[Problem to work on]: The records below should be written out again, exactly.

[Raw records]:

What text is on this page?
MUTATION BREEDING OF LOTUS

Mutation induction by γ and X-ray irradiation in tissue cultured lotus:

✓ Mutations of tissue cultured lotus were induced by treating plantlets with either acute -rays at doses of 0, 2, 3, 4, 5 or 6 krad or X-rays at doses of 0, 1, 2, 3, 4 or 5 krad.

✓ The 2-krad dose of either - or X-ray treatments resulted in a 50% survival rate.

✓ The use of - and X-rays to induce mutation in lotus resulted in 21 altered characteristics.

[Solution to this exercise]:
What text is on this page?
MUTATION BREEDING OF LOTUS

Mutation induction by γ and X-ray irradiation in tissue cultured lotus:

✓ Mutations of tissue cultured lotus were induced by treating plantlets with either acute -rays at doses of 0, 2, 3, 4, 5 or 6 krad or X-rays at doses of 0, 1, 2, 3, 4 or 5 krad.

✓ The 2-krad dose of either - or X-ray treatments resulted in a 50% survival rate.

✓ The use of - and X-rays to induce mutation in lotus resulted in 21 altered characteristics.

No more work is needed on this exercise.